# POTONGAN TEKS:
2.      Mazhab Zhahiriyah dan Syiah Imamiyah, mereka sama sekali tidak menggunakan qiyas. Mazhab Zhahiri tidak mengakui adalanya illat nash dan tidak berusaha mengetahui sasaran dan tujuan nash termasuk menyingkap alasan-alasannya guna menetapkan suatu kepastian hukum yang sesuai dengan illat. Sebaliknya, mereka menetapkan hukum hanya dari teks nash semata.
3.      Kelompok yang lebih memperluas pemakaian qiyas, yang berusaha berbagai hal karena persamaan illat. Bahkan dalam kondisi dan masalah tertentu, kelompok ini menerapkan qiyas sebagai pentakhsih dari keumuman dalil Al Qur’an dan hadits.

Jumhur ulama kaum muslimin sepakat bahwa qiyas merupakan hujjah syar’i dan termasuk sumber hukum yang keempat dari sumber hukum yang lain. Apabila tidak terdapat hukum dalam suatu masalah baik dengan nash ataupun ijma’ dan yang kemudian ditetapkan hukumnya dengan cara analogi dengan persamaan illat maka berlakulah hukum qiyas dan selanjutnya menjadi hukum syar’i. Diantara ayat Al Qur’an yang dijadikan dalil dasar hukum qiyas adalah firman Allah:
“Dia-lah yang mengeluarkan orang-orang kafir di antara ahli Kitab dari kampung-kampung mereka pada saat pengusiran yang pertama. kamu tidak menyangka, bahwa mereka akan keluar dan merekapun yakin, bahwa benteng-benteng mereka dapat mempertahankan mereka dari (siksa) Allah; Maka Allah mendatangkan kepada mereka (hukuman) dari arah yang tidak mereka sangka-sangka. dan Allah melemparkan ketakutan dalam hati mereka; mereka memusnahkan rumah-rumah mereka dengan tangan mereka sendiri dan tangan orang-orang mukmin. Maka ambillah (Kejadian itu) untuk menjadi pelajaran, Hai orang-orang yang mempunyai wawasan. (Qs.59:2)
Dari ayat di atas bahwasanya Allah Swt memerintahkan kepada kita untuk ‘mengambil pelajaran’, kata I’tibar di sini berarti melewati, melampaui, memindahkan sesuatu kepada yang lainnya. Demikian pula arti qiyas yaitu melampaui suatu hukum dari pokok kepada cabang maka menjadi (hukum) yang diperintahkan. Hal yang diperintahkan ini mesti diamalkan. Karena dua kata tadi ‘i’tibar dan qiyas’ memiliki pengertian melewati dan melampaui.

[Catatan tata letak]
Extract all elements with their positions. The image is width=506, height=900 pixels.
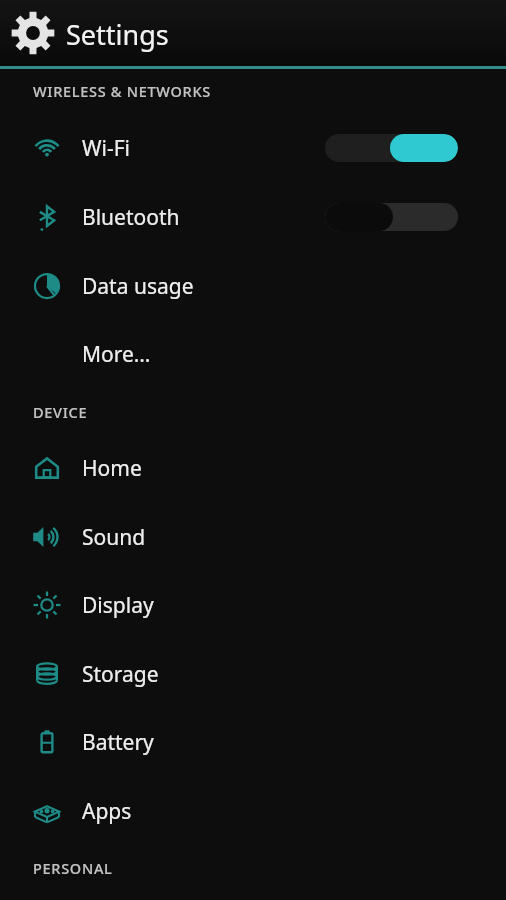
button[interactable]: Battery — [0, 708, 506, 776]
button[interactable]: Display — [0, 571, 506, 639]
button[interactable]: Wi-Fi — [0, 114, 506, 182]
staticText: More… — [82, 340, 151, 369]
button[interactable]: Data usage — [0, 252, 506, 320]
staticText: Home — [82, 454, 142, 483]
staticText: Apps — [82, 797, 132, 826]
button[interactable]: Sound — [0, 503, 506, 571]
button[interactable]: Storage — [0, 640, 506, 708]
button[interactable]: Apps — [0, 777, 506, 845]
staticText: Wi-Fi — [82, 134, 131, 163]
button[interactable]: Settings — [0, 0, 506, 66]
staticText: PERSONAL — [33, 858, 113, 878]
other: Settings — [10, 10, 56, 56]
staticText: Battery — [82, 728, 154, 757]
staticText: DEVICE — [33, 402, 88, 422]
button[interactable]: Home — [0, 434, 506, 502]
staticText: WIRELESS & NETWORKS — [33, 81, 211, 101]
staticText: Settings — [66, 16, 169, 53]
button[interactable]: More… — [0, 320, 506, 388]
button[interactable]: Bluetooth — [0, 183, 506, 251]
button[interactable]: Switch on — [325, 134, 458, 162]
staticText: Display — [82, 591, 154, 620]
staticText: Storage — [82, 660, 159, 689]
staticText: Sound — [82, 523, 146, 552]
staticText: Data usage — [82, 272, 194, 301]
staticText: Bluetooth — [82, 203, 180, 232]
button[interactable]: Switch off — [325, 203, 458, 231]
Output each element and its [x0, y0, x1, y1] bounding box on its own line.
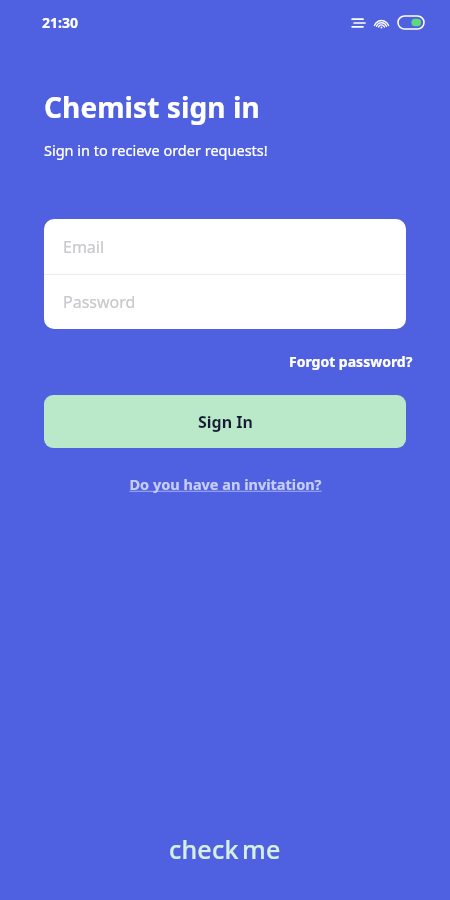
- staticText: check: [169, 832, 239, 866]
- button[interactable]: Email: [44, 219, 406, 274]
- button[interactable]: Sign In: [44, 395, 406, 448]
- staticText: Sign In: [198, 411, 253, 433]
- staticText: Email: [63, 236, 105, 258]
- button[interactable]: Do you have an invitation?: [125, 471, 326, 497]
- staticText: Chemist sign in: [44, 88, 260, 126]
- staticText: Password: [63, 291, 136, 313]
- button[interactable]: Forgot password?: [287, 349, 415, 374]
- staticText: Forgot password?: [289, 352, 413, 371]
- staticText: me: [242, 832, 281, 866]
- button[interactable]: Password: [44, 275, 406, 329]
- staticText: 21:30: [42, 13, 78, 32]
- staticText: Do you have an invitation?: [129, 474, 322, 494]
- staticText: Sign in to recieve order requests!: [44, 140, 268, 160]
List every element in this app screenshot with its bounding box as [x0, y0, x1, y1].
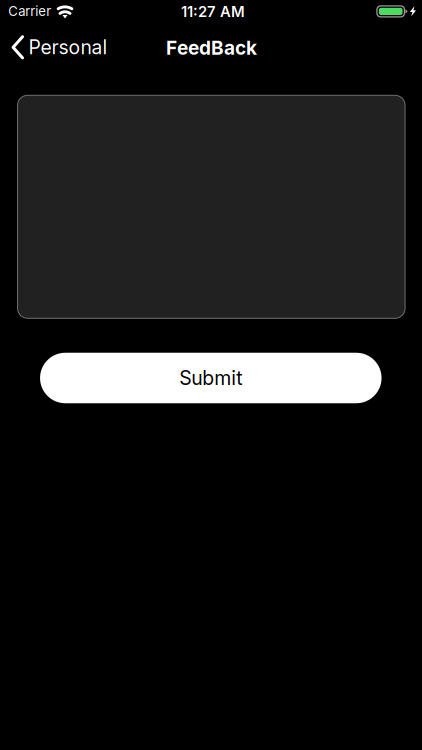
staticText: Personal [28, 36, 108, 59]
staticText: Submit [179, 366, 242, 390]
staticText: FeedBack [166, 36, 257, 59]
staticText: Carrier [8, 3, 51, 19]
button[interactable]: Submit [40, 353, 382, 403]
staticText: 11:27 AM [181, 3, 245, 21]
button[interactable]: Back to Personal [0, 27, 116, 67]
button[interactable]: Feedback text field [18, 95, 405, 318]
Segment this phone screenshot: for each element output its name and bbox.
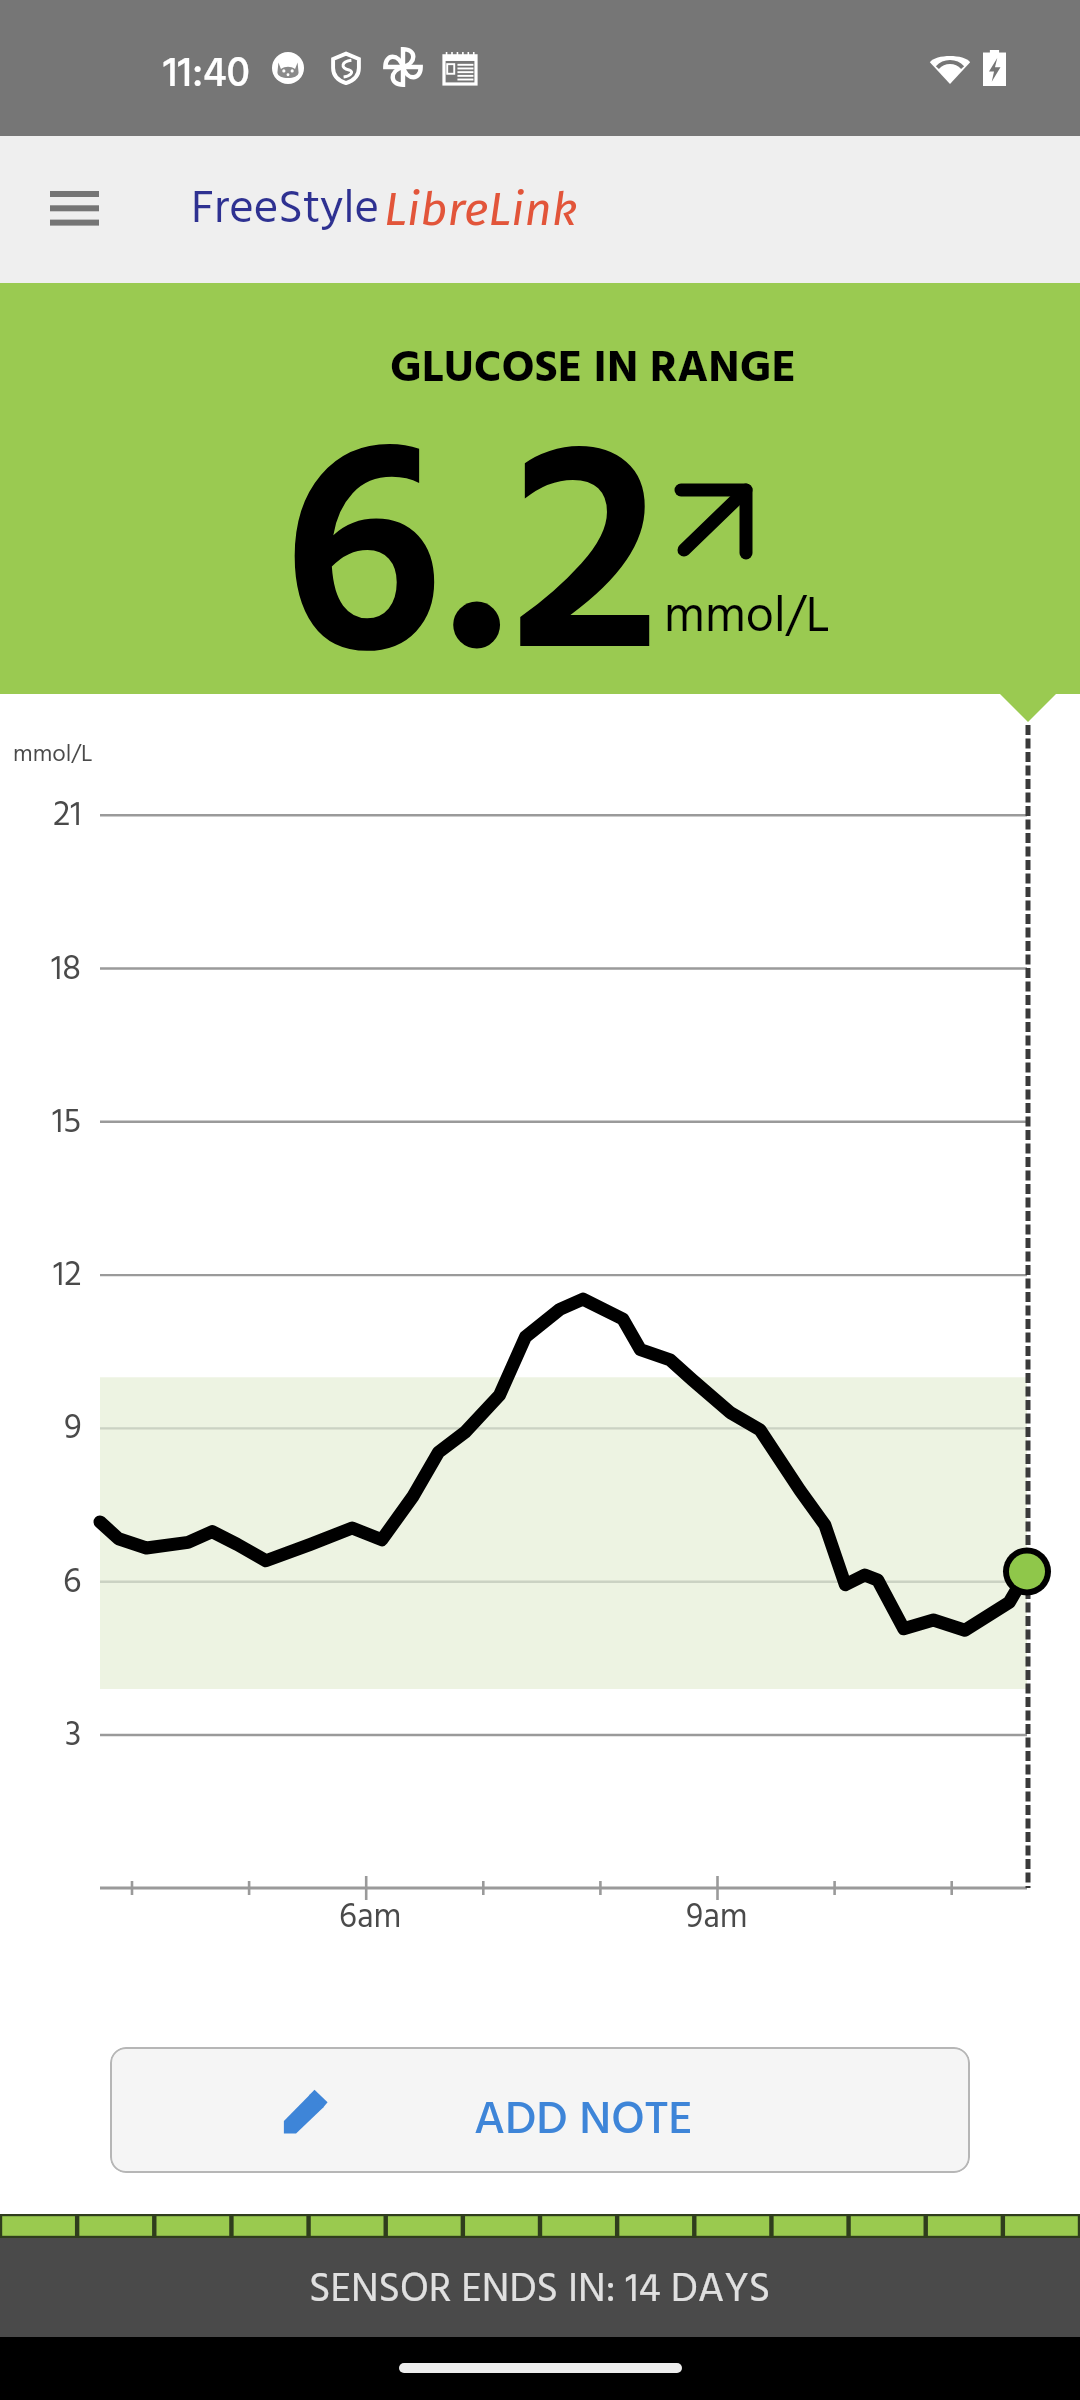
button[interactable]: ADD NOTE bbox=[110, 2047, 970, 2173]
staticText: 11:40 bbox=[163, 41, 250, 110]
staticText: FreeStyle bbox=[191, 172, 379, 247]
staticText: 12 bbox=[53, 1248, 82, 1304]
staticText: 6 bbox=[63, 1555, 82, 1611]
staticText: 15 bbox=[52, 1095, 82, 1151]
staticText: 18 bbox=[51, 942, 82, 998]
staticText: 3 bbox=[65, 1708, 82, 1764]
staticText: 6am bbox=[339, 1891, 402, 1945]
staticText: LibreLink bbox=[384, 181, 578, 237]
staticText: 9 bbox=[64, 1401, 82, 1457]
staticText: GLUCOSE IN RANGE bbox=[390, 334, 796, 406]
button[interactable]: Menu bbox=[30, 166, 118, 254]
staticText: 6.2 bbox=[282, 327, 661, 738]
staticText: SENSOR ENDS IN: 14 DAYS bbox=[309, 2258, 771, 2324]
staticText: 9am bbox=[686, 1891, 748, 1945]
staticText: mmol/L bbox=[13, 736, 93, 774]
staticText: ADD NOTE bbox=[474, 2083, 693, 2158]
staticText: mmol/L bbox=[664, 578, 830, 658]
staticText: 21 bbox=[53, 788, 82, 844]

# KETENTUAN LATIHAN:
(A) Tuliskan kembali secara persis bagian teks tentang qiyas dari "2.      Mazhab Zhahiriyah" sampai "teks nash semata.".
(B) Ulangi secara persis baris-baris catatan mulai dari baris yang memuat "staticText: Personal [28, 36, 108, 59]" sampai akhir catatan, dan jangan sertakan gambar dalam jawaban.

# DAFTAR JAWABAN:
(A)
2.      Mazhab Zhahiriyah dan Syiah Imamiyah, mereka sama sekali tidak menggunakan qiyas. Mazhab Zhahiri tidak mengakui adalanya illat nash dan tidak berusaha mengetahui sasaran dan tujuan nash termasuk menyingkap alasan-alasannya guna menetapkan suatu kepastian hukum yang sesuai dengan illat. Sebaliknya, mereka menetapkan hukum hanya dari teks nash semata.

(B)
staticText: Personal [28, 36, 108, 59]
staticText: Submit [179, 366, 242, 390]
staticText: FeedBack [166, 36, 257, 59]
staticText: Carrier [8, 3, 51, 19]
button[interactable]: Submit [40, 353, 382, 403]
staticText: 11:27 AM [181, 3, 245, 21]
button[interactable]: Back to Personal [0, 27, 116, 67]
button[interactable]: Feedback text field [18, 95, 405, 318]
Segment this phone screenshot: for each element output its name and bbox.
button[interactable]: ADD NOTE bbox=[110, 2047, 970, 2173]
staticText: 11:40 bbox=[163, 41, 250, 110]
staticText: FreeStyle bbox=[191, 172, 379, 247]
staticText: 12 bbox=[53, 1248, 82, 1304]
staticText: 6 bbox=[63, 1555, 82, 1611]
staticText: 15 bbox=[52, 1095, 82, 1151]
staticText: 18 bbox=[51, 942, 82, 998]
staticText: 3 bbox=[65, 1708, 82, 1764]
staticText: 6am bbox=[339, 1891, 402, 1945]
staticText: LibreLink bbox=[384, 181, 578, 237]
staticText: 9 bbox=[64, 1401, 82, 1457]
staticText: GLUCOSE IN RANGE bbox=[390, 334, 796, 406]
button[interactable]: Menu bbox=[30, 166, 118, 254]
staticText: 6.2 bbox=[282, 327, 661, 738]
staticText: SENSOR ENDS IN: 14 DAYS bbox=[309, 2258, 771, 2324]
staticText: 9am bbox=[686, 1891, 748, 1945]
staticText: mmol/L bbox=[13, 736, 93, 774]
staticText: ADD NOTE bbox=[474, 2083, 693, 2158]
staticText: mmol/L bbox=[664, 578, 830, 658]
staticText: 21 bbox=[53, 788, 82, 844]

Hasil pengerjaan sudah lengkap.